### [Exercise requirements]
Work through the entries below and report how many lines include "Inspect". The number alone is the answer.

### [Supplied material]
====================
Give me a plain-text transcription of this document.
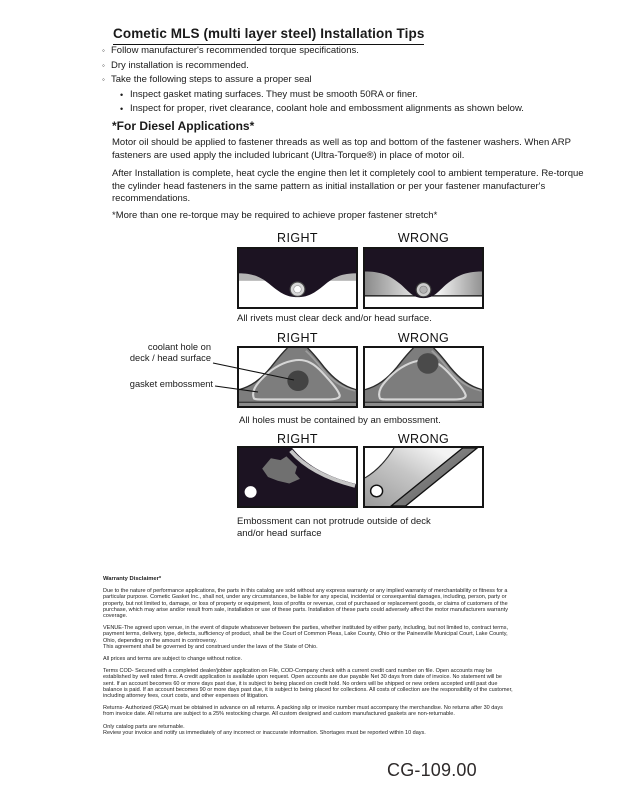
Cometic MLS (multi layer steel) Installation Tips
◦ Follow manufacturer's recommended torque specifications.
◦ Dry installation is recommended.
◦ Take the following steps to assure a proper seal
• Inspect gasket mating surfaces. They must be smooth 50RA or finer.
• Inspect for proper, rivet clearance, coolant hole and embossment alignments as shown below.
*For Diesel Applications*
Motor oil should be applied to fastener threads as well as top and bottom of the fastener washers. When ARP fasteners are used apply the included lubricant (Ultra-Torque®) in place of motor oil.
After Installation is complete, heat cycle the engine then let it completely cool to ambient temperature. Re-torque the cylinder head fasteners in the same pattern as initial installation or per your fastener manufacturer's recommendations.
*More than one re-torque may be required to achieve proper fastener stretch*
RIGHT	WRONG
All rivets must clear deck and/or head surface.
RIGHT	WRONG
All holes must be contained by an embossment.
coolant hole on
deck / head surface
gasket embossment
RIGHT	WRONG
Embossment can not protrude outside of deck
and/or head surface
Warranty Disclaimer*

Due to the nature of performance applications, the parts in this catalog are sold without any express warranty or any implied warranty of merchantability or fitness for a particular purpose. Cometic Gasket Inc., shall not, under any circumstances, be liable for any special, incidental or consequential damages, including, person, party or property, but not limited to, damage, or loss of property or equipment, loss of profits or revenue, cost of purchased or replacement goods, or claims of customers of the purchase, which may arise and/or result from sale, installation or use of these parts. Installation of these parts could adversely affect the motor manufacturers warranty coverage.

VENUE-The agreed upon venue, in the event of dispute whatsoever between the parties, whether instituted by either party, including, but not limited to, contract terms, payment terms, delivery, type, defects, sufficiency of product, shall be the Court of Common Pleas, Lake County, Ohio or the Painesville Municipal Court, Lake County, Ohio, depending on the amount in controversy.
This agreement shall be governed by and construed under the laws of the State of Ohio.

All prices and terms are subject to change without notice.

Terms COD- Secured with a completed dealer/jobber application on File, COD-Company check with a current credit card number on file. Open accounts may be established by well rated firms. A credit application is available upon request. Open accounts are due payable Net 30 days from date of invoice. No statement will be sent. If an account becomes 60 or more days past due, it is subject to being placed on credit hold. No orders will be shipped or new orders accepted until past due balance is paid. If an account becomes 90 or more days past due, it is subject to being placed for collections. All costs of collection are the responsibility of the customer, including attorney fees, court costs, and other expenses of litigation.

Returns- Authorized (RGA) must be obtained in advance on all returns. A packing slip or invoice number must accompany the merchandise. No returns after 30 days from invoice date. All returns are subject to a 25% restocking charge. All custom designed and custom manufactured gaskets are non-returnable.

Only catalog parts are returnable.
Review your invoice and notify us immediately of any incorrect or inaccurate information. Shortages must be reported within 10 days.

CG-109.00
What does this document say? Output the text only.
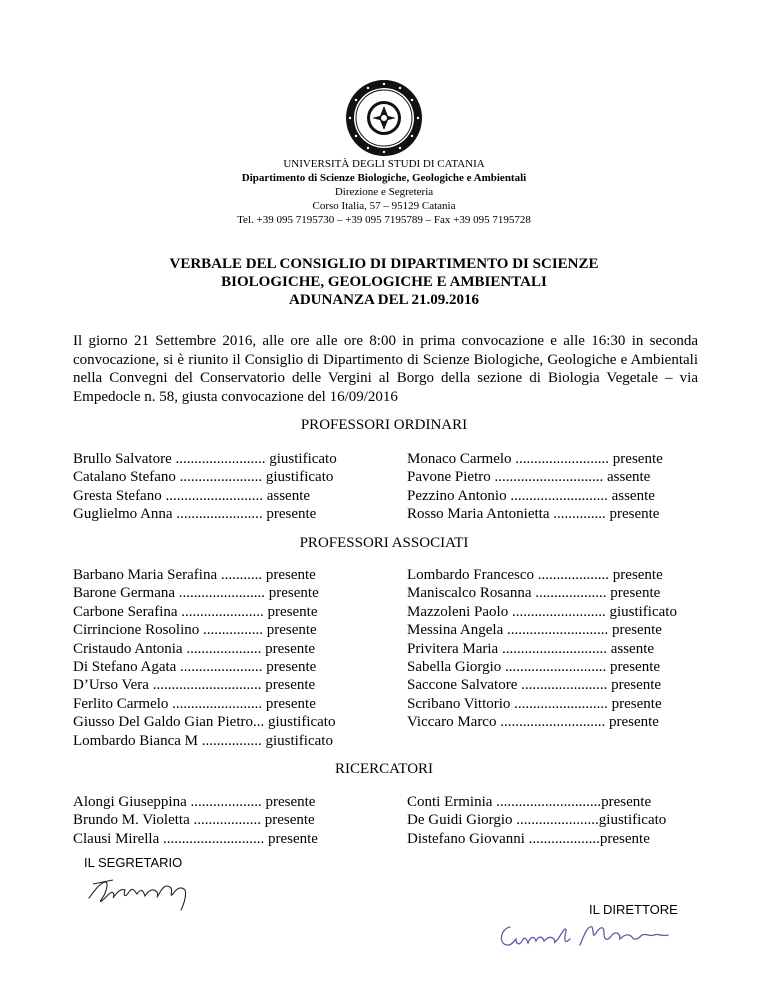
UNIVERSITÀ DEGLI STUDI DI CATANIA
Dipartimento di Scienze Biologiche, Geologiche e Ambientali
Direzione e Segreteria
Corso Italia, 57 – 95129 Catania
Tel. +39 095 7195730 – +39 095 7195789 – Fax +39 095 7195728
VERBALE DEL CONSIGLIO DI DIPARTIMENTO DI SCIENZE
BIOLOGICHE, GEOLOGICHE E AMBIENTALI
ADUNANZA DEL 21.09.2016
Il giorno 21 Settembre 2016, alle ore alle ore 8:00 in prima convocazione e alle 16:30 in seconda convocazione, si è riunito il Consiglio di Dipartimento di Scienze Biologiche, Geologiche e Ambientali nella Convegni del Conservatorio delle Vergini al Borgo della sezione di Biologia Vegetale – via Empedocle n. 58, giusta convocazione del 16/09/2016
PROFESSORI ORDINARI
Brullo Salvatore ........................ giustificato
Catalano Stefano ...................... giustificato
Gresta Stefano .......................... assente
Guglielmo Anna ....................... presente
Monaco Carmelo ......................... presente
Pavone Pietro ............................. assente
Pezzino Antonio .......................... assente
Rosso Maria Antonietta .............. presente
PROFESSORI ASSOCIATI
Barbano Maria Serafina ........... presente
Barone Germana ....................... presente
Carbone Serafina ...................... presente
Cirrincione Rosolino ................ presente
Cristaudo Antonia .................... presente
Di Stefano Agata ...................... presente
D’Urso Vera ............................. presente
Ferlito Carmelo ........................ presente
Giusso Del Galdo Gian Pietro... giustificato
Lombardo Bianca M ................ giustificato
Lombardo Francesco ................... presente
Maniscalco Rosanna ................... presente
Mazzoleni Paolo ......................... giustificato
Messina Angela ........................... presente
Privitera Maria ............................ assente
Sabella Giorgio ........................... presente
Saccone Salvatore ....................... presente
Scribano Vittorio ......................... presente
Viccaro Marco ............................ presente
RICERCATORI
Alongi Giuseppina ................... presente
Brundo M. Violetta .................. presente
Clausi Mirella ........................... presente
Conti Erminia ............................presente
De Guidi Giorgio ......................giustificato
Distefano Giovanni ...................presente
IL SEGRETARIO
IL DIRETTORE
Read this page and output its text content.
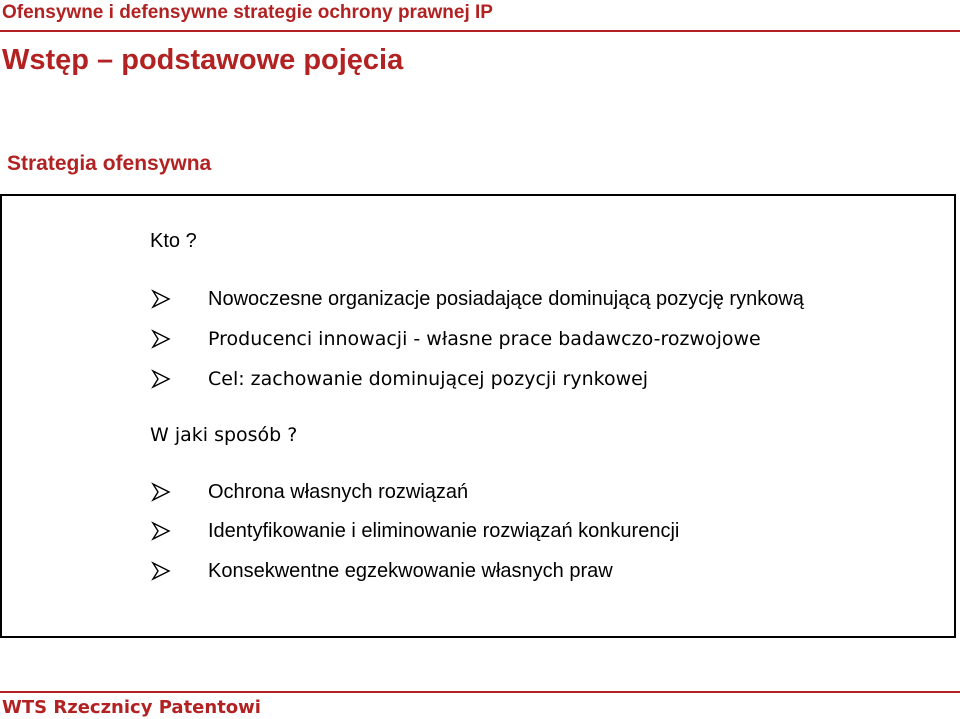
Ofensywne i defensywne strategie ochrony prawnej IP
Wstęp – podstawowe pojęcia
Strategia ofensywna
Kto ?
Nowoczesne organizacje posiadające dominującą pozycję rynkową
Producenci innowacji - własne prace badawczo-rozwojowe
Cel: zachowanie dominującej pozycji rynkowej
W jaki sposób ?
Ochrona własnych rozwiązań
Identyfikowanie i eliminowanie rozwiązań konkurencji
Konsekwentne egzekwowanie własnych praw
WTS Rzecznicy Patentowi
====================
### [Expected answer]
2